§ TO BE DONE: Could you copy every line of the records below word for word, leaving out the pictures?
[SUPPLIED RECORDS start]
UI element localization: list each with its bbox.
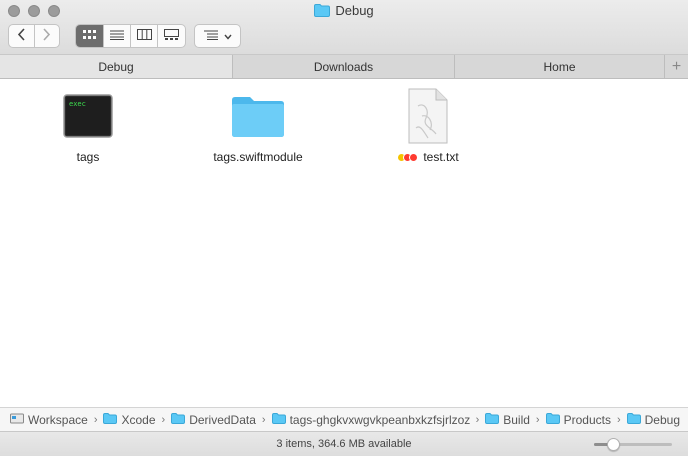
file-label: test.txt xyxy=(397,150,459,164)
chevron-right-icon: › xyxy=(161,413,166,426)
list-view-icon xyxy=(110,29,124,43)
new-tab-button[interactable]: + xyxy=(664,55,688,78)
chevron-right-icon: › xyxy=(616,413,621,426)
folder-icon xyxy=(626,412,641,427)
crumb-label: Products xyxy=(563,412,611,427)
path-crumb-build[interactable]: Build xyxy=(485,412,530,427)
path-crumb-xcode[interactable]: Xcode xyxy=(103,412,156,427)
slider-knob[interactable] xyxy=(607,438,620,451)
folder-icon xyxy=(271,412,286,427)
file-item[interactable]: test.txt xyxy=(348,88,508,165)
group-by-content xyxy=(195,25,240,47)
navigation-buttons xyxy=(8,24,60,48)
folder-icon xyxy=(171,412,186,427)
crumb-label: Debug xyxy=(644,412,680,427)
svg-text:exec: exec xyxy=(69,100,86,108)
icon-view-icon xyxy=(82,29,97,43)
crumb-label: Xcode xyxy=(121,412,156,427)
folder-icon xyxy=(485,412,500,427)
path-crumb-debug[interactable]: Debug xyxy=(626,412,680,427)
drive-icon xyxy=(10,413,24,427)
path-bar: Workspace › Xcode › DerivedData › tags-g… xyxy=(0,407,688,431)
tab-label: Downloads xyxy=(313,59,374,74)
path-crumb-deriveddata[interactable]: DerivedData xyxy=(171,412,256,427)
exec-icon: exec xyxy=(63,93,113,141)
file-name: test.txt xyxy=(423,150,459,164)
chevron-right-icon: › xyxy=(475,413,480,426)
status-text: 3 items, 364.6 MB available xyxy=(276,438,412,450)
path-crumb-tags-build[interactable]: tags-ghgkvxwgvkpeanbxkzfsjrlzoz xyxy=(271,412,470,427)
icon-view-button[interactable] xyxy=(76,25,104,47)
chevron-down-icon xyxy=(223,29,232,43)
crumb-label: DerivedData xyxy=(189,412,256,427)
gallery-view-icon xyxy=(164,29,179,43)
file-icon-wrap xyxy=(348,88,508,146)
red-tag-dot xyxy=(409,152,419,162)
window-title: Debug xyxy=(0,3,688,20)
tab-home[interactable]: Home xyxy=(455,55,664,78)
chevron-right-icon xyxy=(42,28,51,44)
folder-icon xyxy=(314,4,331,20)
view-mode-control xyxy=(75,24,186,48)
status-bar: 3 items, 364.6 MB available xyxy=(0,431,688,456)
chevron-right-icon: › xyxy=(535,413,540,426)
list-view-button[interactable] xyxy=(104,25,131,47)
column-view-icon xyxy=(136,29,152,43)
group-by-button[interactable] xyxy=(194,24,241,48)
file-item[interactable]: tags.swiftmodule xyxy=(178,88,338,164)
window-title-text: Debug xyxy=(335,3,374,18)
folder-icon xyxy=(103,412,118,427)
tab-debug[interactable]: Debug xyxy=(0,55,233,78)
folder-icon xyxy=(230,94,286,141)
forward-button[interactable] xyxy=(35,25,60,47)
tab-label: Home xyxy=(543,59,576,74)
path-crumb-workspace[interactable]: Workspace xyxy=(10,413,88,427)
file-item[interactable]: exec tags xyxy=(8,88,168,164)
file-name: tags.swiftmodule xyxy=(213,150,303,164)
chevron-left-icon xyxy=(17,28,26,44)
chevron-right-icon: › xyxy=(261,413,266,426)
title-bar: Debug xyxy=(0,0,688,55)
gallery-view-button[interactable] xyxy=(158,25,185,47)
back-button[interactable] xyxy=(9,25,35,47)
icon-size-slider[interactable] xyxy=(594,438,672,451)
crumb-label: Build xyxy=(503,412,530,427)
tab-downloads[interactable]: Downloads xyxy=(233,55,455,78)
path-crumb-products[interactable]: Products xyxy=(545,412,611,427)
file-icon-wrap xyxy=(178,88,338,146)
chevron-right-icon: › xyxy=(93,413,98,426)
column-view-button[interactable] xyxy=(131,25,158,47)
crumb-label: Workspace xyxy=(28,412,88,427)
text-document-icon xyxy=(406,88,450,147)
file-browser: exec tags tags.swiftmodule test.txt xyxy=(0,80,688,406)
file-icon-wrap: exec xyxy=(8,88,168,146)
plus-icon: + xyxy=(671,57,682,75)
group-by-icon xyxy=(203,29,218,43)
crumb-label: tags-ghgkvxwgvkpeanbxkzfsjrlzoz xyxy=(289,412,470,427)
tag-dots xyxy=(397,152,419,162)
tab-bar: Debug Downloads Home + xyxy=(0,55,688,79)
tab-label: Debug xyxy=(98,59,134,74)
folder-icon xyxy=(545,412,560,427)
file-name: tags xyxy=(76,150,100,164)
[SUPPLIED RECORDS end]
§ SOLVED EXERCISE:
UI element localization: list each with its bbox.
file-label: test.txt xyxy=(397,150,459,164)
chevron-right-icon: › xyxy=(161,413,166,426)
list-view-icon xyxy=(110,29,124,43)
new-tab-button[interactable]: + xyxy=(664,55,688,78)
chevron-right-icon: › xyxy=(616,413,621,426)
folder-icon xyxy=(626,412,641,427)
crumb-label: Products xyxy=(563,412,611,427)
path-crumb-build[interactable]: Build xyxy=(485,412,530,427)
path-crumb-xcode[interactable]: Xcode xyxy=(103,412,156,427)
slider-knob[interactable] xyxy=(607,438,620,451)
folder-icon xyxy=(271,412,286,427)
file-item[interactable]: test.txt xyxy=(348,88,508,165)
group-by-content xyxy=(195,25,240,47)
navigation-buttons xyxy=(8,24,60,48)
folder-icon xyxy=(171,412,186,427)
crumb-label: Debug xyxy=(644,412,680,427)
svg-text:exec: exec xyxy=(69,100,86,108)
icon-view-icon xyxy=(82,29,97,43)
crumb-label: Xcode xyxy=(121,412,156,427)
folder-icon xyxy=(485,412,500,427)
path-crumb-debug[interactable]: Debug xyxy=(626,412,680,427)
drive-icon xyxy=(10,413,24,427)
path-bar: Workspace › Xcode › DerivedData › tags-g… xyxy=(0,407,688,431)
tab-label: Downloads xyxy=(313,59,374,74)
path-crumb-deriveddata[interactable]: DerivedData xyxy=(171,412,256,427)
exec-icon: exec xyxy=(63,93,113,141)
file-name: test.txt xyxy=(423,150,459,164)
chevron-right-icon: › xyxy=(475,413,480,426)
status-text: 3 items, 364.6 MB available xyxy=(276,438,412,450)
path-crumb-tags-build[interactable]: tags-ghgkvxwgvkpeanbxkzfsjrlzoz xyxy=(271,412,470,427)
icon-view-button[interactable] xyxy=(76,25,104,47)
chevron-down-icon xyxy=(223,29,232,43)
crumb-label: DerivedData xyxy=(189,412,256,427)
gallery-view-icon xyxy=(164,29,179,43)
file-icon-wrap xyxy=(348,88,508,146)
red-tag-dot xyxy=(409,152,419,162)
window-title: Debug xyxy=(0,3,688,20)
tab-home[interactable]: Home xyxy=(455,55,664,78)
chevron-right-icon xyxy=(42,28,51,44)
folder-icon xyxy=(314,4,331,20)
view-mode-control xyxy=(75,24,186,48)
status-bar: 3 items, 364.6 MB available xyxy=(0,431,688,456)
chevron-right-icon: › xyxy=(535,413,540,426)
list-view-button[interactable] xyxy=(104,25,131,47)
column-view-icon xyxy=(136,29,152,43)
group-by-button[interactable] xyxy=(194,24,241,48)
file-item[interactable]: tags.swiftmodule xyxy=(178,88,338,164)
window-title-text: Debug xyxy=(335,3,374,18)
folder-icon xyxy=(103,412,118,427)
tab-debug[interactable]: Debug xyxy=(0,55,233,78)
folder-icon xyxy=(230,94,286,141)
forward-button[interactable] xyxy=(35,25,60,47)
tab-label: Home xyxy=(543,59,576,74)
path-crumb-workspace[interactable]: Workspace xyxy=(10,413,88,427)
file-item[interactable]: exec tags xyxy=(8,88,168,164)
file-name: tags.swiftmodule xyxy=(213,150,303,164)
chevron-left-icon xyxy=(17,28,26,44)
chevron-right-icon: › xyxy=(261,413,266,426)
title-bar: Debug xyxy=(0,0,688,55)
gallery-view-button[interactable] xyxy=(158,25,185,47)
back-button[interactable] xyxy=(9,25,35,47)
icon-size-slider[interactable] xyxy=(594,438,672,451)
crumb-label: Build xyxy=(503,412,530,427)
tab-downloads[interactable]: Downloads xyxy=(233,55,455,78)
path-crumb-products[interactable]: Products xyxy=(545,412,611,427)
file-icon-wrap xyxy=(178,88,338,146)
chevron-right-icon: › xyxy=(93,413,98,426)
column-view-button[interactable] xyxy=(131,25,158,47)
crumb-label: Workspace xyxy=(28,412,88,427)
text-document-icon xyxy=(406,88,450,147)
file-browser: exec tags tags.swiftmodule test.txt xyxy=(0,80,688,406)
file-icon-wrap: exec xyxy=(8,88,168,146)
plus-icon: + xyxy=(671,57,682,75)
group-by-icon xyxy=(203,29,218,43)
crumb-label: tags-ghgkvxwgvkpeanbxkzfsjrlzoz xyxy=(289,412,470,427)
tag-dots xyxy=(397,152,419,162)
tab-bar: Debug Downloads Home + xyxy=(0,55,688,79)
tab-label: Debug xyxy=(98,59,134,74)
folder-icon xyxy=(545,412,560,427)
file-name: tags xyxy=(76,150,100,164)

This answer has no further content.